Collected data ▸
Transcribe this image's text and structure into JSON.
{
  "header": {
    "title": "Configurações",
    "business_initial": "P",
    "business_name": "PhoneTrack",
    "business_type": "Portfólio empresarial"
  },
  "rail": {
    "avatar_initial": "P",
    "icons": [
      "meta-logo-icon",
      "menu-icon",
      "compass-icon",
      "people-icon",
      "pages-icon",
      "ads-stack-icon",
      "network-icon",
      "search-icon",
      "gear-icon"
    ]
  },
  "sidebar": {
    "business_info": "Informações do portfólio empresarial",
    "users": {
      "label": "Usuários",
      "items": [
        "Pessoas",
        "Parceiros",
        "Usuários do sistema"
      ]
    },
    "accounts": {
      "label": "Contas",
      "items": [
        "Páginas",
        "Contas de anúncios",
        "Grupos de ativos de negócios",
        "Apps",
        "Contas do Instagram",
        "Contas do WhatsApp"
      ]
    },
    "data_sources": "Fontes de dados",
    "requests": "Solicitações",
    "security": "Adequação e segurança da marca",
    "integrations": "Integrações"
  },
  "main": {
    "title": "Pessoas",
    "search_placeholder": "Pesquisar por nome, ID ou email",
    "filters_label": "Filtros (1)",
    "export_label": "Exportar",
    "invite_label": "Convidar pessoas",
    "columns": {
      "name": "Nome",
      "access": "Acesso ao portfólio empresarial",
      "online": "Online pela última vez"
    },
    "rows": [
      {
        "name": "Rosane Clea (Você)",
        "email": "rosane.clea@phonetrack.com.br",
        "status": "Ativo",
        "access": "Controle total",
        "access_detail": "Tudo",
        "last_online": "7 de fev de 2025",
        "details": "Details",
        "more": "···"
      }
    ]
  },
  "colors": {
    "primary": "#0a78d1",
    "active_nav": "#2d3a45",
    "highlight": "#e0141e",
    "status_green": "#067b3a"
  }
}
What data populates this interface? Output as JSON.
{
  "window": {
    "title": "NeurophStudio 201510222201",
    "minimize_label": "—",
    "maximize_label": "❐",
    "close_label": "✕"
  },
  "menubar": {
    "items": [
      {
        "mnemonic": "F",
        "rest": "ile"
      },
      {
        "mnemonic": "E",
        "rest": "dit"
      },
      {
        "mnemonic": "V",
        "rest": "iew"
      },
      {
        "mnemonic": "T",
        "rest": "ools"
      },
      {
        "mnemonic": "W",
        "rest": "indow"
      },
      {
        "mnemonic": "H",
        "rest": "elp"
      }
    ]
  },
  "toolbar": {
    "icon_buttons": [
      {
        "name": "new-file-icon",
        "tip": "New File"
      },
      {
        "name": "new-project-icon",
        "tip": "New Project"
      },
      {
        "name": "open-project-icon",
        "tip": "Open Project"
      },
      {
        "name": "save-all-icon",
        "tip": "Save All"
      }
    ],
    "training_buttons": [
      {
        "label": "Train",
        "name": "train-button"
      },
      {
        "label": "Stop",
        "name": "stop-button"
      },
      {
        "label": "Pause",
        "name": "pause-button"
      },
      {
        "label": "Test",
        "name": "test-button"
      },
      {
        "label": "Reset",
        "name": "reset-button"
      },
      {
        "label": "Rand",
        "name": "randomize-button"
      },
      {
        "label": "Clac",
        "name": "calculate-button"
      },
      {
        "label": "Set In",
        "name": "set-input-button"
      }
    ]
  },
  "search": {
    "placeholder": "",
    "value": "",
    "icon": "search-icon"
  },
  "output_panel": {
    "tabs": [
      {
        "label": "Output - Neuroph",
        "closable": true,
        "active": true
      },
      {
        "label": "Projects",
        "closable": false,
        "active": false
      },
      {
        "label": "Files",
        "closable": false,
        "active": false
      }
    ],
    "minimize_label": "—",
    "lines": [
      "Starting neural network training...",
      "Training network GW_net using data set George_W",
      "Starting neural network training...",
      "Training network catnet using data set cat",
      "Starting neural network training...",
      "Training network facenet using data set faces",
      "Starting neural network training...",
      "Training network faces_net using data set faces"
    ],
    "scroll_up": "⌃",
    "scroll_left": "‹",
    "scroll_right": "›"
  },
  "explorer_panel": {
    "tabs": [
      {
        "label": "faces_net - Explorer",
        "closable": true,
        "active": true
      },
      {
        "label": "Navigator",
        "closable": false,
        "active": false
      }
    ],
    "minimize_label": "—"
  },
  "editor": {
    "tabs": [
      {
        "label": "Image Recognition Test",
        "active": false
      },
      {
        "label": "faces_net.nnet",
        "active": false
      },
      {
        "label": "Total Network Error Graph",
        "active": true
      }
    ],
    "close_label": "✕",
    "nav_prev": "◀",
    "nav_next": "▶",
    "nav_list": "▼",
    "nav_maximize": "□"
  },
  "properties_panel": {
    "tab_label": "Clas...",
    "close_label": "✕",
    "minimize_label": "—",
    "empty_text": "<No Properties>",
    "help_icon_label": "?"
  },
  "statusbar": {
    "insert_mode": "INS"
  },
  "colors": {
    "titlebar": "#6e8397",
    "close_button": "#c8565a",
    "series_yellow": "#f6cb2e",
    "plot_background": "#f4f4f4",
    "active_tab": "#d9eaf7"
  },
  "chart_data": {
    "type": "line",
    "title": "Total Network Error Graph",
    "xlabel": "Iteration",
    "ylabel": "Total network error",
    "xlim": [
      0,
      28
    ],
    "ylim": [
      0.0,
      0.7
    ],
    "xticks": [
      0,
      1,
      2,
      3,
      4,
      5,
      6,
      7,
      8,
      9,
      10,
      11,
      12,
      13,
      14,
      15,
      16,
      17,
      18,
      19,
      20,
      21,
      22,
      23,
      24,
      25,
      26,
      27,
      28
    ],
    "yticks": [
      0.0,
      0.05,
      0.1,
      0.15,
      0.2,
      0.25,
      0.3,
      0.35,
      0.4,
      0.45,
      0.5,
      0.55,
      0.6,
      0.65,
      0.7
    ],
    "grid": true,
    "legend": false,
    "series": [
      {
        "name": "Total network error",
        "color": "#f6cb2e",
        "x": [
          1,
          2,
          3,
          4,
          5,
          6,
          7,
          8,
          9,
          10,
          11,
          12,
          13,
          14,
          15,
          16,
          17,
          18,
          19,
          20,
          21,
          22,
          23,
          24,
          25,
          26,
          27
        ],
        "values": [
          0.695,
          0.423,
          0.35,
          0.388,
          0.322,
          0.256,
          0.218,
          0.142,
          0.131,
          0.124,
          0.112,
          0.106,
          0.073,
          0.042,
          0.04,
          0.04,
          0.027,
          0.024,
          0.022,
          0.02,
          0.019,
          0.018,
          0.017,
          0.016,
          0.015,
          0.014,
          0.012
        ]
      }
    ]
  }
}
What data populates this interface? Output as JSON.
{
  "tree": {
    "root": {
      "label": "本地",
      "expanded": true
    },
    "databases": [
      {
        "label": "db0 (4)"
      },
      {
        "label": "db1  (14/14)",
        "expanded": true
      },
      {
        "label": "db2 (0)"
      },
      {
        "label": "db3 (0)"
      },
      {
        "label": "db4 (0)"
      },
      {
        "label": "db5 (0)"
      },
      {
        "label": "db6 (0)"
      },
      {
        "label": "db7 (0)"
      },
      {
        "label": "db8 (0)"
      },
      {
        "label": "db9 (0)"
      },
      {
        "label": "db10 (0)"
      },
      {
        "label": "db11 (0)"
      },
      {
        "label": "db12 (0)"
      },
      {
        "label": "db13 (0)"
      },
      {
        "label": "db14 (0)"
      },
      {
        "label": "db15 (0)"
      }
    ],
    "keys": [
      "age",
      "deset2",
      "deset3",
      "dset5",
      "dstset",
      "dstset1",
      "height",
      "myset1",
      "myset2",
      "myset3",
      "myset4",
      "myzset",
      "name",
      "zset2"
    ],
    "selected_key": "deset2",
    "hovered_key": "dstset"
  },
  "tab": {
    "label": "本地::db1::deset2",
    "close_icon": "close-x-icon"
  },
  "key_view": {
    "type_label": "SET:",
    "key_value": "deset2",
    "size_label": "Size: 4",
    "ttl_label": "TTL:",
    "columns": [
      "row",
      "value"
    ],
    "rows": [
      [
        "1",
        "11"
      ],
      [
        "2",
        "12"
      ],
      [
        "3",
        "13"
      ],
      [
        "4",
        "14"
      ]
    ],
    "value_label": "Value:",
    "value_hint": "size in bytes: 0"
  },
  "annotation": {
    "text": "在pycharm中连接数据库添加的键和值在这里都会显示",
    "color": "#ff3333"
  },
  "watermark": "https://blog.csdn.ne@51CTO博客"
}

What you are asked to do ▸ Read the lines above. Gather those in which the string "Usuários" is found.

Complete answer ▸
      "label": "Usuários",
        "Usuários do sistema"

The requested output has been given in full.